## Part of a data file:
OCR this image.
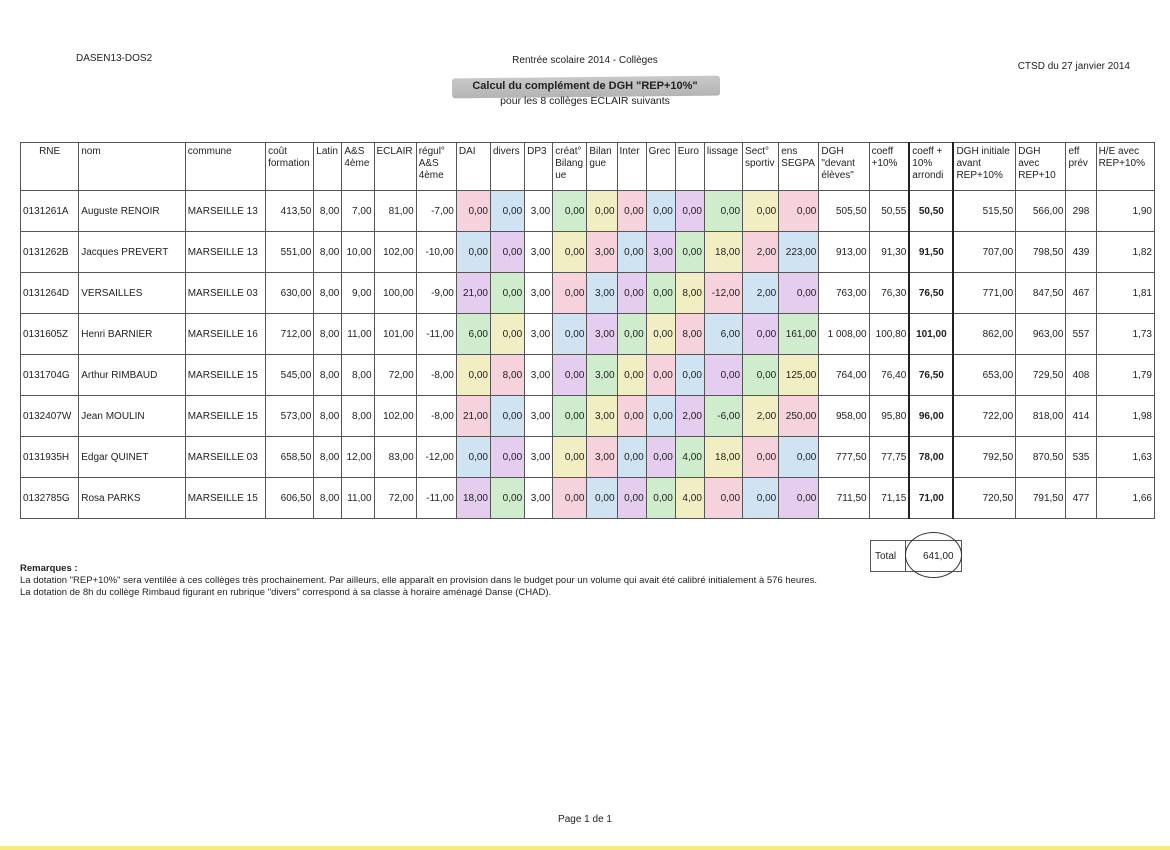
DASEN13-DOS2	Rentrée scolaire 2014 - Collèges
CTSD du 27 janvier 2014
Calcul du complément de DGH "REP+10%"
pour les 8 collèges ECLAIR suivants
RNE	nom	commune	coût formation	Latin	A&S 4ème	ECLAIR	régul° A&S 4ème	DAI	divers	DP3	créat° Bilang ue	Bilan gue	Inter	Grec	Euro	lissage	Sect° sportiv	ens SEGPA	DGH "devant élèves"	coeff +10%	coeff + 10% arrondi	DGH initiale avant REP+10%	DGH avec REP+10	eff prév	H/E avec REP+10%
0131261A	Auguste RENOIR	MARSEILLE 13	413,50	8,00	7,00	81,00	-7,00	0,00	0,00	3,00	0,00	0,00	0,00	0,00	0,00	0,00	0,00	0,00	505,50	50,55	50,50	515,50	566,00	298	1,90
0131262B	Jacques PREVERT	MARSEILLE 13	551,00	8,00	10,00	102,00	-10,00	0,00	0,00	3,00	0,00	3,00	0,00	3,00	0,00	18,00	2,00	223,00	913,00	91,30	91,50	707,00	798,50	439	1,82
0131264D	VERSAILLES	MARSEILLE 03	630,00	8,00	9,00	100,00	-9,00	21,00	0,00	3,00	0,00	3,00	0,00	0,00	8,00	-12,00	2,00	0,00	763,00	76,30	76,50	771,00	847,50	467	1,81
0131605Z	Henri BARNIER	MARSEILLE 16	712,00	8,00	11,00	101,00	-11,00	6,00	0,00	3,00	0,00	3,00	0,00	0,00	8,00	6,00	0,00	161,00	1 008,00	100,80	101,00	862,00	963,00	557	1,73
0131704G	Arthur RIMBAUD	MARSEILLE 15	545,00	8,00	8,00	72,00	-8,00	0,00	8,00	3,00	0,00	3,00	0,00	0,00	0,00	0,00	0,00	125,00	764,00	76,40	76,50	653,00	729,50	408	1,79
0132407W	Jean MOULIN	MARSEILLE 15	573,00	8,00	8,00	102,00	-8,00	21,00	0,00	3,00	0,00	3,00	0,00	0,00	2,00	-6,00	2,00	250,00	958,00	95,80	96,00	722,00	818,00	414	1,98
0131935H	Edgar QUINET	MARSEILLE 03	658,50	8,00	12,00	83,00	-12,00	0,00	0,00	3,00	0,00	3,00	0,00	0,00	4,00	18,00	0,00	0,00	777,50	77,75	78,00	792,50	870,50	535	1,63
0132785G	Rosa PARKS	MARSEILLE 15	606,50	8,00	11,00	72,00	-11,00	18,00	0,00	3,00	0,00	0,00	0,00	0,00	4,00	0,00	0,00	0,00	711,50	71,15	71,00	720,50	791,50	477	1,66
Total	641,00
Remarques :
La dotation "REP+10%" sera ventilée à ces collèges très prochainement. Par ailleurs, elle apparaît en provision dans le budget pour un volume qui avait été calibré initialement à 576 heures.
La dotation de 8h du collège Rimbaud figurant en rubrique "divers" correspond à sa classe à horaire aménagé Danse (CHAD).
Page 1 de 1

## Description of the task:
Reproduce each entry precisely, dropping only the pictures.

## Result below:
OCR this image.
DASEN13-DOS2	Rentrée scolaire 2014 - Collèges
CTSD du 27 janvier 2014
Calcul du complément de DGH "REP+10%"
pour les 8 collèges ECLAIR suivants
RNE	nom	commune	coût formation	Latin	A&S 4ème	ECLAIR	régul° A&S 4ème	DAI	divers	DP3	créat° Bilang ue	Bilan gue	Inter	Grec	Euro	lissage	Sect° sportiv	ens SEGPA	DGH "devant élèves"	coeff +10%	coeff + 10% arrondi	DGH initiale avant REP+10%	DGH avec REP+10	eff prév	H/E avec REP+10%
0131261A	Auguste RENOIR	MARSEILLE 13	413,50	8,00	7,00	81,00	-7,00	0,00	0,00	3,00	0,00	0,00	0,00	0,00	0,00	0,00	0,00	0,00	505,50	50,55	50,50	515,50	566,00	298	1,90
0131262B	Jacques PREVERT	MARSEILLE 13	551,00	8,00	10,00	102,00	-10,00	0,00	0,00	3,00	0,00	3,00	0,00	3,00	0,00	18,00	2,00	223,00	913,00	91,30	91,50	707,00	798,50	439	1,82
0131264D	VERSAILLES	MARSEILLE 03	630,00	8,00	9,00	100,00	-9,00	21,00	0,00	3,00	0,00	3,00	0,00	0,00	8,00	-12,00	2,00	0,00	763,00	76,30	76,50	771,00	847,50	467	1,81
0131605Z	Henri BARNIER	MARSEILLE 16	712,00	8,00	11,00	101,00	-11,00	6,00	0,00	3,00	0,00	3,00	0,00	0,00	8,00	6,00	0,00	161,00	1 008,00	100,80	101,00	862,00	963,00	557	1,73
0131704G	Arthur RIMBAUD	MARSEILLE 15	545,00	8,00	8,00	72,00	-8,00	0,00	8,00	3,00	0,00	3,00	0,00	0,00	0,00	0,00	0,00	125,00	764,00	76,40	76,50	653,00	729,50	408	1,79
0132407W	Jean MOULIN	MARSEILLE 15	573,00	8,00	8,00	102,00	-8,00	21,00	0,00	3,00	0,00	3,00	0,00	0,00	2,00	-6,00	2,00	250,00	958,00	95,80	96,00	722,00	818,00	414	1,98
0131935H	Edgar QUINET	MARSEILLE 03	658,50	8,00	12,00	83,00	-12,00	0,00	0,00	3,00	0,00	3,00	0,00	0,00	4,00	18,00	0,00	0,00	777,50	77,75	78,00	792,50	870,50	535	1,63
0132785G	Rosa PARKS	MARSEILLE 15	606,50	8,00	11,00	72,00	-11,00	18,00	0,00	3,00	0,00	0,00	0,00	0,00	4,00	0,00	0,00	0,00	711,50	71,15	71,00	720,50	791,50	477	1,66
Total	641,00
Remarques :
La dotation "REP+10%" sera ventilée à ces collèges très prochainement. Par ailleurs, elle apparaît en provision dans le budget pour un volume qui avait été calibré initialement à 576 heures.
La dotation de 8h du collège Rimbaud figurant en rubrique "divers" correspond à sa classe à horaire aménagé Danse (CHAD).
Page 1 de 1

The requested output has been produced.